- **Exercise brief**
Your task is to repeat the entries word for word while leaving out the pictures.

[Records from a data source]
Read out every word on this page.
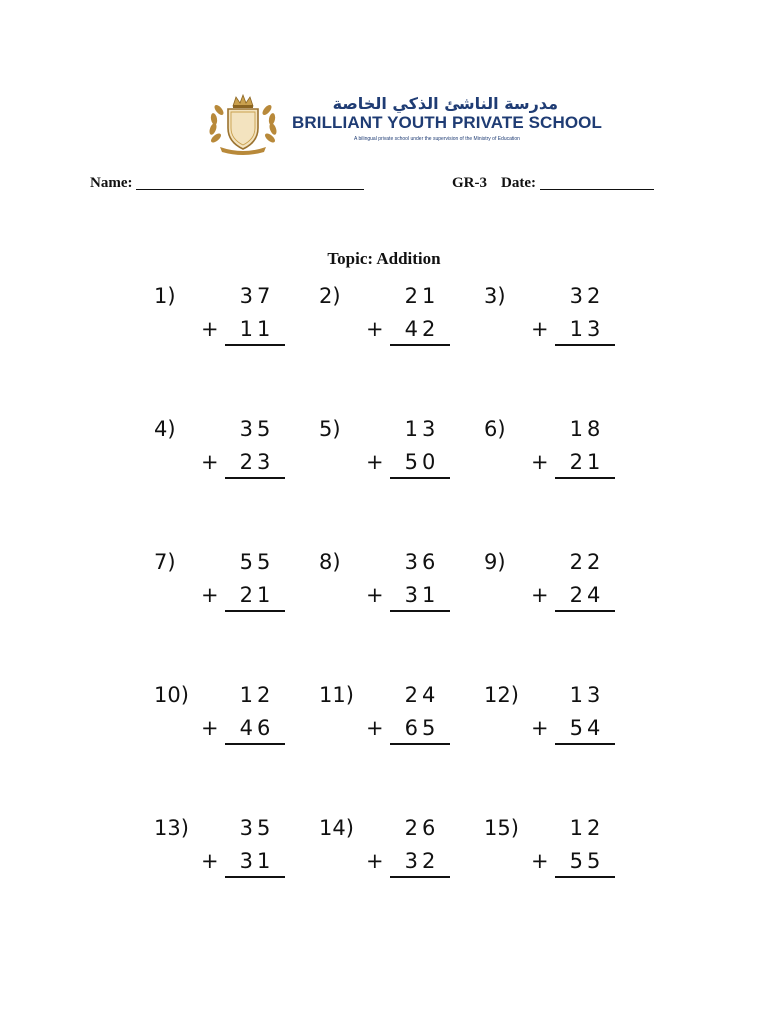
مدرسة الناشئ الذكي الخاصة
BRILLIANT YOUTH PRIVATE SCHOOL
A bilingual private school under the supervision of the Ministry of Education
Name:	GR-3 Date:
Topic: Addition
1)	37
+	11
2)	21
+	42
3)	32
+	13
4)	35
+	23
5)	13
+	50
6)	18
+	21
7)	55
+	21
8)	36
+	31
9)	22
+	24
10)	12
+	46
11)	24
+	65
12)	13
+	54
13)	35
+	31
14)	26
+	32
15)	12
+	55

- **Task result**
Read out every word on this page.
مدرسة الناشئ الذكي الخاصة
BRILLIANT YOUTH PRIVATE SCHOOL
A bilingual private school under the supervision of the Ministry of Education
Name:	GR-3 Date:
Topic: Addition
1)	37
+	11
2)	21
+	42
3)	32
+	13
4)	35
+	23
5)	13
+	50
6)	18
+	21
7)	55
+	21
8)	36
+	31
9)	22
+	24
10)	12
+	46
11)	24
+	65
12)	13
+	54
13)	35
+	31
14)	26
+	32
15)	12
+	55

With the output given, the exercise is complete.